Short task:
Drop the images; return everything else in the listing below exactly.

★ ★ ★ ★ ★ ★ ★

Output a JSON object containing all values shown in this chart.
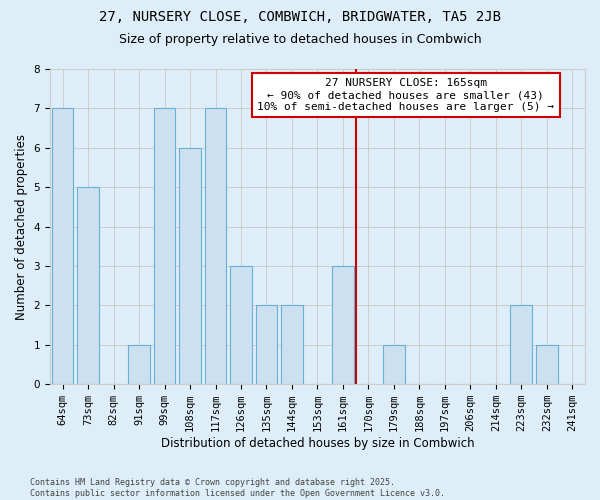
{
  "title": "27, NURSERY CLOSE, COMBWICH, BRIDGWATER, TA5 2JB",
  "subtitle": "Size of property relative to detached houses in Combwich",
  "xlabel": "Distribution of detached houses by size in Combwich",
  "ylabel": "Number of detached properties",
  "categories": [
    "64sqm",
    "73sqm",
    "82sqm",
    "91sqm",
    "99sqm",
    "108sqm",
    "117sqm",
    "126sqm",
    "135sqm",
    "144sqm",
    "153sqm",
    "161sqm",
    "170sqm",
    "179sqm",
    "188sqm",
    "197sqm",
    "206sqm",
    "214sqm",
    "223sqm",
    "232sqm",
    "241sqm"
  ],
  "values": [
    7,
    5,
    0,
    1,
    7,
    6,
    7,
    3,
    2,
    2,
    0,
    3,
    0,
    1,
    0,
    0,
    0,
    0,
    2,
    1,
    0
  ],
  "bar_color": "#cce0f0",
  "bar_edge_color": "#6aafd6",
  "bar_edge_width": 0.8,
  "vline_x_index": 11.5,
  "vline_color": "#cc0000",
  "annotation_text": "27 NURSERY CLOSE: 165sqm\n← 90% of detached houses are smaller (43)\n10% of semi-detached houses are larger (5) →",
  "annotation_box_color": "#cc0000",
  "annotation_text_color": "#000000",
  "annotation_bg": "#ffffff",
  "ylim": [
    0,
    8
  ],
  "yticks": [
    0,
    1,
    2,
    3,
    4,
    5,
    6,
    7,
    8
  ],
  "grid_color": "#cccccc",
  "bg_color": "#ddeef8",
  "footer": "Contains HM Land Registry data © Crown copyright and database right 2025.\nContains public sector information licensed under the Open Government Licence v3.0.",
  "title_fontsize": 10,
  "subtitle_fontsize": 9,
  "xlabel_fontsize": 8.5,
  "ylabel_fontsize": 8.5,
  "tick_fontsize": 7.5,
  "annotation_fontsize": 8,
  "footer_fontsize": 6
}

★ ★ ★ ★ ★ ★ ★

Solved problem:
Output a JSON object containing all values shown in this chart.
{
  "title": "27, NURSERY CLOSE, COMBWICH, BRIDGWATER, TA5 2JB",
  "subtitle": "Size of property relative to detached houses in Combwich",
  "xlabel": "Distribution of detached houses by size in Combwich",
  "ylabel": "Number of detached properties",
  "categories": [
    "64sqm",
    "73sqm",
    "82sqm",
    "91sqm",
    "99sqm",
    "108sqm",
    "117sqm",
    "126sqm",
    "135sqm",
    "144sqm",
    "153sqm",
    "161sqm",
    "170sqm",
    "179sqm",
    "188sqm",
    "197sqm",
    "206sqm",
    "214sqm",
    "223sqm",
    "232sqm",
    "241sqm"
  ],
  "values": [
    7,
    5,
    0,
    1,
    7,
    6,
    7,
    3,
    2,
    2,
    0,
    3,
    0,
    1,
    0,
    0,
    0,
    0,
    2,
    1,
    0
  ],
  "bar_color": "#cce0f0",
  "bar_edge_color": "#6aafd6",
  "bar_edge_width": 0.8,
  "vline_x_index": 11.5,
  "vline_color": "#cc0000",
  "annotation_text": "27 NURSERY CLOSE: 165sqm\n← 90% of detached houses are smaller (43)\n10% of semi-detached houses are larger (5) →",
  "annotation_box_color": "#cc0000",
  "annotation_text_color": "#000000",
  "annotation_bg": "#ffffff",
  "ylim": [
    0,
    8
  ],
  "yticks": [
    0,
    1,
    2,
    3,
    4,
    5,
    6,
    7,
    8
  ],
  "grid_color": "#cccccc",
  "bg_color": "#ddeef8",
  "footer": "Contains HM Land Registry data © Crown copyright and database right 2025.\nContains public sector information licensed under the Open Government Licence v3.0.",
  "title_fontsize": 10,
  "subtitle_fontsize": 9,
  "xlabel_fontsize": 8.5,
  "ylabel_fontsize": 8.5,
  "tick_fontsize": 7.5,
  "annotation_fontsize": 8,
  "footer_fontsize": 6
}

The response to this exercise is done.